▸ TASK DIRECTIONS
Scan the lines below for the word "this". Copy each line you find it in.

━━━

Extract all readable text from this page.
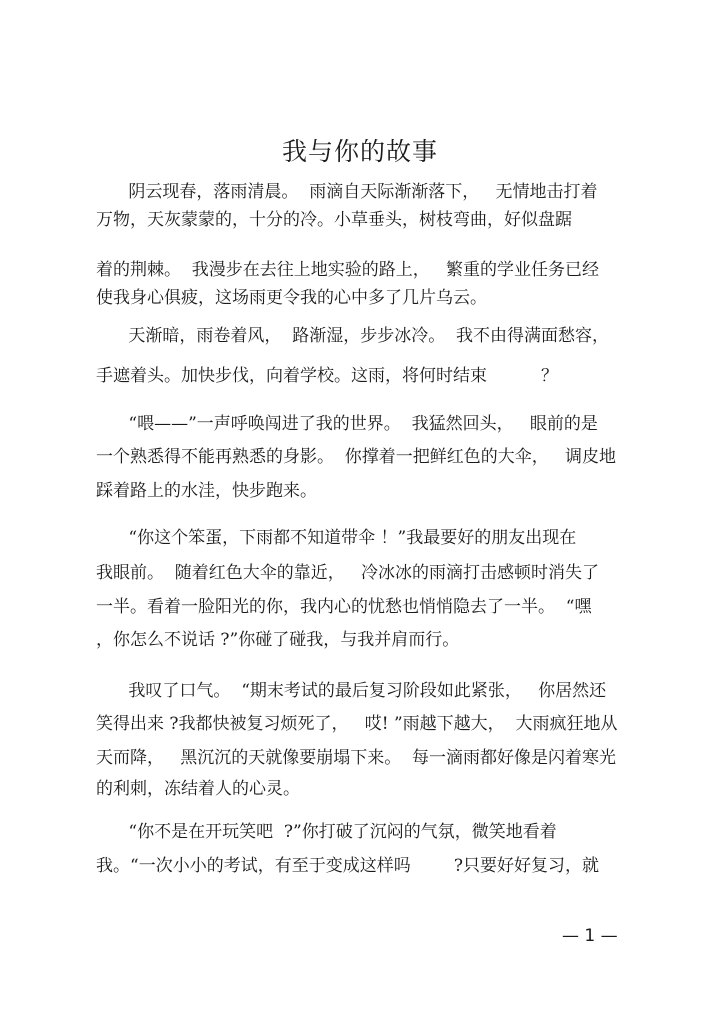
我与你的故事

阴云现春，落雨清晨。  雨滴自天际渐渐落下，   无情地击打着

万物，天灰蒙蒙的，十分的冷。小草垂头，树枝弯曲，好似盘踞

着的荆棘。  我漫步在去往上地实验的路上，   繁重的学业任务已经

使我身心俱疲，这场雨更令我的心中多了几片乌云。

天渐暗，雨卷着风，  路渐湿，步步冰冷。  我不由得满面愁容，

手遮着头。加快步伐，向着学校。这雨，将何时结束          ？

“喂——”一声呼唤闯进了我的世界。  我猛然回头，   眼前的是

一个熟悉得不能再熟悉的身影。  你撑着一把鲜红色的大伞，   调皮地

踩着路上的水洼，快步跑来。

“你这个笨蛋，下雨都不知道带伞 ！”我最要好的朋友出现在

我眼前。  随着红色大伞的靠近，   冷冰冰的雨滴打击感顿时消失了

一半。看着一脸阳光的你，我内心的忧愁也悄悄隐去了一半。  “嘿

，你怎么不说话 ?”你碰了碰我，与我并肩而行。

我叹了口气。  “期末考试的最后复习阶段如此紧张，   你居然还

笑得出来 ?我都快被复习烦死了，   哎! ”雨越下越大，  大雨疯狂地从

天而降，   黑沉沉的天就像要崩塌下来。  每一滴雨都好像是闪着寒光

的利刺，冻结着人的心灵。

“你不是在开玩笑吧  ?”你打破了沉闷的气氛，微笑地看着

我。“一次小小的考试，有至于变成这样吗        ?只要好好复习，就

— 1 —
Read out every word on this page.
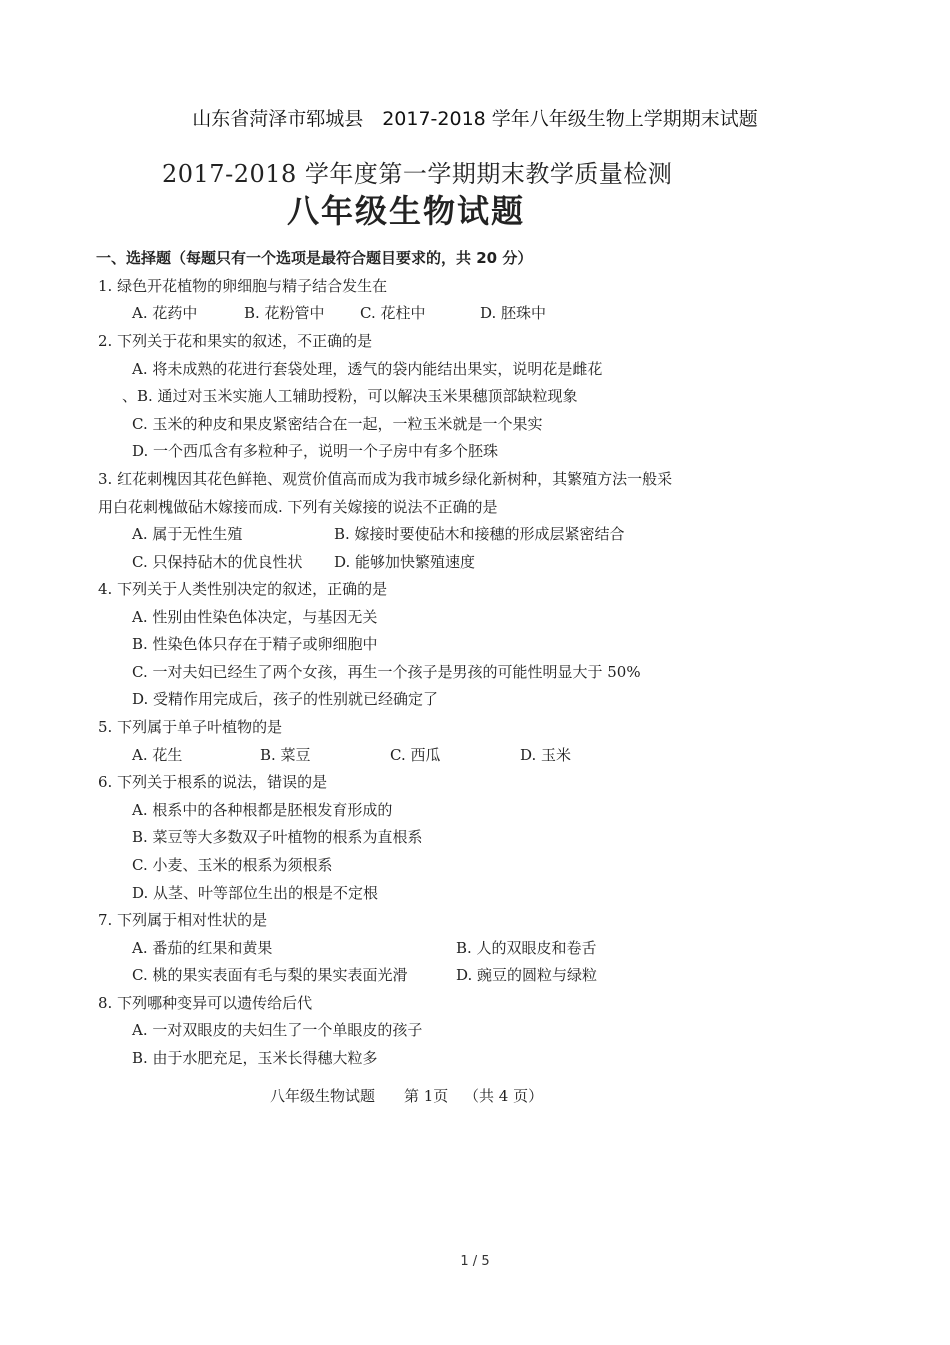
山东省菏泽市郓城县　2017-2018 学年八年级生物上学期期末试题
2017-2018 学年度第一学期期末教学质量检测
八年级生物试题
一、选择题（每题只有一个选项是最符合题目要求的，共 20 分）
1. 绿色开花植物的卵细胞与精子结合发生在
A. 花药中	B. 花粉管中 C. 花柱中	D. 胚珠中
2. 下列关于花和果实的叙述，不正确的是
A. 将未成熟的花进行套袋处理，透气的袋内能结出果实，说明花是雌花
、B. 通过对玉米实施人工辅助授粉，可以解决玉米果穗顶部缺粒现象
C. 玉米的种皮和果皮紧密结合在一起，一粒玉米就是一个果实
D. 一个西瓜含有多粒种子，说明一个子房中有多个胚珠
3. 红花刺槐因其花色鲜艳、观赏价值高而成为我市城乡绿化新树种，其繁殖方法一般采
用白花刺槐做砧木嫁接而成. 下列有关嫁接的说法不正确的是
A. 属于无性生殖	B. 嫁接时要使砧木和接穗的形成层紧密结合
C. 只保持砧木的优良性状 D. 能够加快繁殖速度
4. 下列关于人类性别决定的叙述，正确的是
A. 性别由性染色体决定，与基因无关
B. 性染色体只存在于精子或卵细胞中
C. 一对夫妇已经生了两个女孩，再生一个孩子是男孩的可能性明显大于 50%
D. 受精作用完成后，孩子的性别就已经确定了
5. 下列属于单子叶植物的是
A. 花生	B. 菜豆	C. 西瓜	D. 玉米
6. 下列关于根系的说法，错误的是
A. 根系中的各种根都是胚根发育形成的
B. 菜豆等大多数双子叶植物的根系为直根系
C. 小麦、玉米的根系为须根系
D. 从茎、叶等部位生出的根是不定根
7. 下列属于相对性状的是
A. 番茄的红果和黄果	B. 人的双眼皮和卷舌
C. 桃的果实表面有毛与梨的果实表面光滑	D. 豌豆的圆粒与绿粒
8. 下列哪种变异可以遗传给后代
A. 一对双眼皮的夫妇生了一个单眼皮的孩子
B. 由于水肥充足，玉米长得穗大粒多
八年级生物试题 第 1页 （共 4 页）
1 / 5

━━━

▸ ANSWER TO THE TASK
Extract all readable text from this page.
Read out every word on this page.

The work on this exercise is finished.